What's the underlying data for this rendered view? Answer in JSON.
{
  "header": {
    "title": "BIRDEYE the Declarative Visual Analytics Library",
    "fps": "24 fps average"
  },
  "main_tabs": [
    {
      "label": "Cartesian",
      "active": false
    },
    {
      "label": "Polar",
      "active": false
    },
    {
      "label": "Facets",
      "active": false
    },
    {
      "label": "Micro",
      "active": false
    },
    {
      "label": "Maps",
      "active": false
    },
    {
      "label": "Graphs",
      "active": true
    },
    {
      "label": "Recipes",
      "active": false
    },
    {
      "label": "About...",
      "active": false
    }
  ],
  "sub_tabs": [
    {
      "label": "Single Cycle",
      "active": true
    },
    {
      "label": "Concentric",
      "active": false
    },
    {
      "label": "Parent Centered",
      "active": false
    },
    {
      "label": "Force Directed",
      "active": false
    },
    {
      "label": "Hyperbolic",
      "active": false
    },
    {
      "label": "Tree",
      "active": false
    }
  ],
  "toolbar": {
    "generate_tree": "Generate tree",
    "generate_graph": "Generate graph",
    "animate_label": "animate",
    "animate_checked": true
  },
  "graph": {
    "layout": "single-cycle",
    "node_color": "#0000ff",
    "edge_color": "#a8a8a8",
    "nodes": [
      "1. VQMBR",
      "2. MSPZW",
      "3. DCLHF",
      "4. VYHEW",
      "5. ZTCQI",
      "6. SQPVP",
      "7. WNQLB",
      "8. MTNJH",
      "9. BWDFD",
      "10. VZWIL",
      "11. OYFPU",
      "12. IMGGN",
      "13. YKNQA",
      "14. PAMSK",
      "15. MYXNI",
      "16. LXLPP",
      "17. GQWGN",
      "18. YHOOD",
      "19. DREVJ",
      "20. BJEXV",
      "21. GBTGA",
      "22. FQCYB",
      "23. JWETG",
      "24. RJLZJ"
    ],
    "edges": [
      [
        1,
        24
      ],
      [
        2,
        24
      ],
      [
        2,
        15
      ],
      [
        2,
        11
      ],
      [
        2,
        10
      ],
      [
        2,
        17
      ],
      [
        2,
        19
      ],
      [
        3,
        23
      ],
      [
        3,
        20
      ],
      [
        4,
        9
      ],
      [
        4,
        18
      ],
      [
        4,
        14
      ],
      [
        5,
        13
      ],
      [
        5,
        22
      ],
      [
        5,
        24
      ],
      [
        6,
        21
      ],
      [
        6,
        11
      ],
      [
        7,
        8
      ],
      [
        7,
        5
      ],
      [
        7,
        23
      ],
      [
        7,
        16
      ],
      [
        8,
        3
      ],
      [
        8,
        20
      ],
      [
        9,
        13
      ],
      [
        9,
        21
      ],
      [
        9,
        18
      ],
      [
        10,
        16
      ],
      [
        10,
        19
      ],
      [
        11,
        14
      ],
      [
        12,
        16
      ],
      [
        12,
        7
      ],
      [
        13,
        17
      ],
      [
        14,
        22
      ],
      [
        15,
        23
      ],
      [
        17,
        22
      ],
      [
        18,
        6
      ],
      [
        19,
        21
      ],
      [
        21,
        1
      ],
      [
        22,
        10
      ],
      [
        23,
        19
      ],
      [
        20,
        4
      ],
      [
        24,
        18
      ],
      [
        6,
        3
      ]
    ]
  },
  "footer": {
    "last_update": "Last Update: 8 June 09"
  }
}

━━━━

Copy every line verbatim.

- _Solution to this task_:
What's the underlying data for this rendered view? Answer in JSON.
{
  "header": {
    "title": "BIRDEYE the Declarative Visual Analytics Library",
    "fps": "24 fps average"
  },
  "main_tabs": [
    {
      "label": "Cartesian",
      "active": false
    },
    {
      "label": "Polar",
      "active": false
    },
    {
      "label": "Facets",
      "active": false
    },
    {
      "label": "Micro",
      "active": false
    },
    {
      "label": "Maps",
      "active": false
    },
    {
      "label": "Graphs",
      "active": true
    },
    {
      "label": "Recipes",
      "active": false
    },
    {
      "label": "About...",
      "active": false
    }
  ],
  "sub_tabs": [
    {
      "label": "Single Cycle",
      "active": true
    },
    {
      "label": "Concentric",
      "active": false
    },
    {
      "label": "Parent Centered",
      "active": false
    },
    {
      "label": "Force Directed",
      "active": false
    },
    {
      "label": "Hyperbolic",
      "active": false
    },
    {
      "label": "Tree",
      "active": false
    }
  ],
  "toolbar": {
    "generate_tree": "Generate tree",
    "generate_graph": "Generate graph",
    "animate_label": "animate",
    "animate_checked": true
  },
  "graph": {
    "layout": "single-cycle",
    "node_color": "#0000ff",
    "edge_color": "#a8a8a8",
    "nodes": [
      "1. VQMBR",
      "2. MSPZW",
      "3. DCLHF",
      "4. VYHEW",
      "5. ZTCQI",
      "6. SQPVP",
      "7. WNQLB",
      "8. MTNJH",
      "9. BWDFD",
      "10. VZWIL",
      "11. OYFPU",
      "12. IMGGN",
      "13. YKNQA",
      "14. PAMSK",
      "15. MYXNI",
      "16. LXLPP",
      "17. GQWGN",
      "18. YHOOD",
      "19. DREVJ",
      "20. BJEXV",
      "21. GBTGA",
      "22. FQCYB",
      "23. JWETG",
      "24. RJLZJ"
    ],
    "edges": [
      [
        1,
        24
      ],
      [
        2,
        24
      ],
      [
        2,
        15
      ],
      [
        2,
        11
      ],
      [
        2,
        10
      ],
      [
        2,
        17
      ],
      [
        2,
        19
      ],
      [
        3,
        23
      ],
      [
        3,
        20
      ],
      [
        4,
        9
      ],
      [
        4,
        18
      ],
      [
        4,
        14
      ],
      [
        5,
        13
      ],
      [
        5,
        22
      ],
      [
        5,
        24
      ],
      [
        6,
        21
      ],
      [
        6,
        11
      ],
      [
        7,
        8
      ],
      [
        7,
        5
      ],
      [
        7,
        23
      ],
      [
        7,
        16
      ],
      [
        8,
        3
      ],
      [
        8,
        20
      ],
      [
        9,
        13
      ],
      [
        9,
        21
      ],
      [
        9,
        18
      ],
      [
        10,
        16
      ],
      [
        10,
        19
      ],
      [
        11,
        14
      ],
      [
        12,
        16
      ],
      [
        12,
        7
      ],
      [
        13,
        17
      ],
      [
        14,
        22
      ],
      [
        15,
        23
      ],
      [
        17,
        22
      ],
      [
        18,
        6
      ],
      [
        19,
        21
      ],
      [
        21,
        1
      ],
      [
        22,
        10
      ],
      [
        23,
        19
      ],
      [
        20,
        4
      ],
      [
        24,
        18
      ],
      [
        6,
        3
      ]
    ]
  },
  "footer": {
    "last_update": "Last Update: 8 June 09"
  }
}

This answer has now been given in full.